**GIVEN INSTRUCTION**
Within the material below, find each line bearing the word "title" and present it.

━━━━━ RECORDS SHOWN

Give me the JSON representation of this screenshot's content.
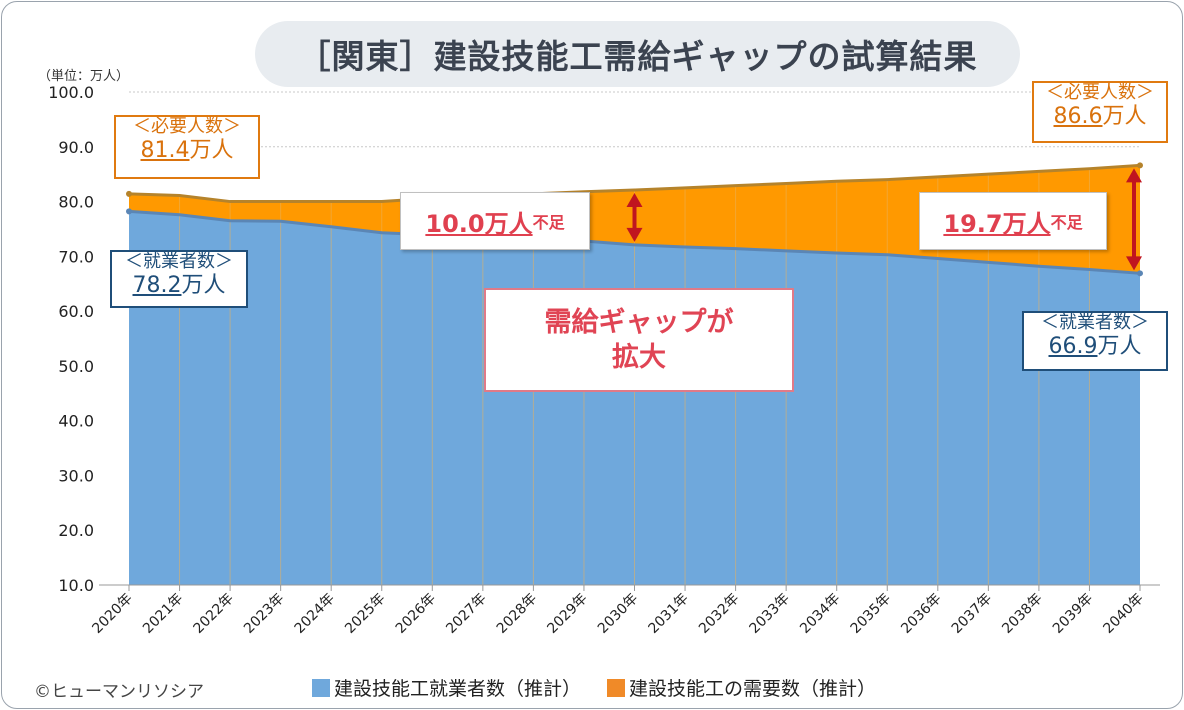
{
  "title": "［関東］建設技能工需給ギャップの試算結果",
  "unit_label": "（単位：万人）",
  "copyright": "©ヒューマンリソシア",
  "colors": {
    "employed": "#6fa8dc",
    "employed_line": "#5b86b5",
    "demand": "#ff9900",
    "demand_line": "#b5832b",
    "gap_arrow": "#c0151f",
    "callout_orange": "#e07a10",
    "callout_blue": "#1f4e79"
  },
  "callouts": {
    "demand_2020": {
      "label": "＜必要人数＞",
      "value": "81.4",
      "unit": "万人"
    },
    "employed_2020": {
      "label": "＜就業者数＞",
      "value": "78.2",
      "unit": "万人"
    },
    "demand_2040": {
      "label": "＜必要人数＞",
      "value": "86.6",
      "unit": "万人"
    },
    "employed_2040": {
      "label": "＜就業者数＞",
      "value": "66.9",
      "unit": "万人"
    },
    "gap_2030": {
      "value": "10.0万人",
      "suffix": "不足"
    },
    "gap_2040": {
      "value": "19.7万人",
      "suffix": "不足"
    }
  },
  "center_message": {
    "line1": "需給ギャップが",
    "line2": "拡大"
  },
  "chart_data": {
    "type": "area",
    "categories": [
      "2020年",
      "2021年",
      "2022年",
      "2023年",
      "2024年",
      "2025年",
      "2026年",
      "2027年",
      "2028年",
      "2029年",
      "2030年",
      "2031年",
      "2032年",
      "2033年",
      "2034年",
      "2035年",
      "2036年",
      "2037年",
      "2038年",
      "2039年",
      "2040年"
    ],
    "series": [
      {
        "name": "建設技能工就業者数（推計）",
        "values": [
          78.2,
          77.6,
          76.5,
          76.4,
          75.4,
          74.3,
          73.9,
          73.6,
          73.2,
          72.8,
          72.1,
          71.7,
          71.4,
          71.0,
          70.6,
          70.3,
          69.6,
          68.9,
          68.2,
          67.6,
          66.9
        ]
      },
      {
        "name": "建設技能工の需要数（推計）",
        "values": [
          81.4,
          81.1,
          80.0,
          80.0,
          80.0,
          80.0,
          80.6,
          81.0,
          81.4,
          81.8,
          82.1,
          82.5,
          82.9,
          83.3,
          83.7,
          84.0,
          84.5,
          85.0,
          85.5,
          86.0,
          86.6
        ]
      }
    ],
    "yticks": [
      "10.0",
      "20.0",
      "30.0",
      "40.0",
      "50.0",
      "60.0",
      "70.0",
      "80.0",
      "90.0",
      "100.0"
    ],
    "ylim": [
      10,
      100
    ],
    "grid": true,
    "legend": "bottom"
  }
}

━━━━━━━━━━
━━━━━ RECORDS SHOWN

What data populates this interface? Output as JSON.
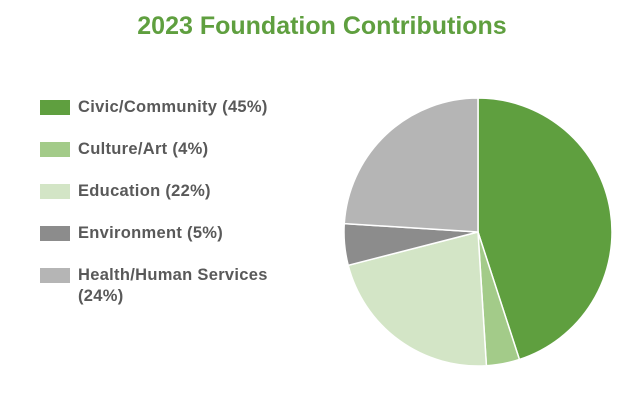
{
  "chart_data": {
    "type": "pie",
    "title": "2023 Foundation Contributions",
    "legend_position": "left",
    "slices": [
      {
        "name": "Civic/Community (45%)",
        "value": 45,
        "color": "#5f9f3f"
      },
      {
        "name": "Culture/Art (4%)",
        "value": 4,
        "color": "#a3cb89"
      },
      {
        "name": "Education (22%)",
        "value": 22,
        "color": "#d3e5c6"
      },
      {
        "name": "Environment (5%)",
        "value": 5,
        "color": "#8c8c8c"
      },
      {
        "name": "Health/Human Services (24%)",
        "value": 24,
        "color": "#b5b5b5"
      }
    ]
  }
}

━━━━━━━━━━

**RESPONSE**
  "title": "［関東］建設技能工需給ギャップの試算結果",
    "title": "2023 Foundation Contributions",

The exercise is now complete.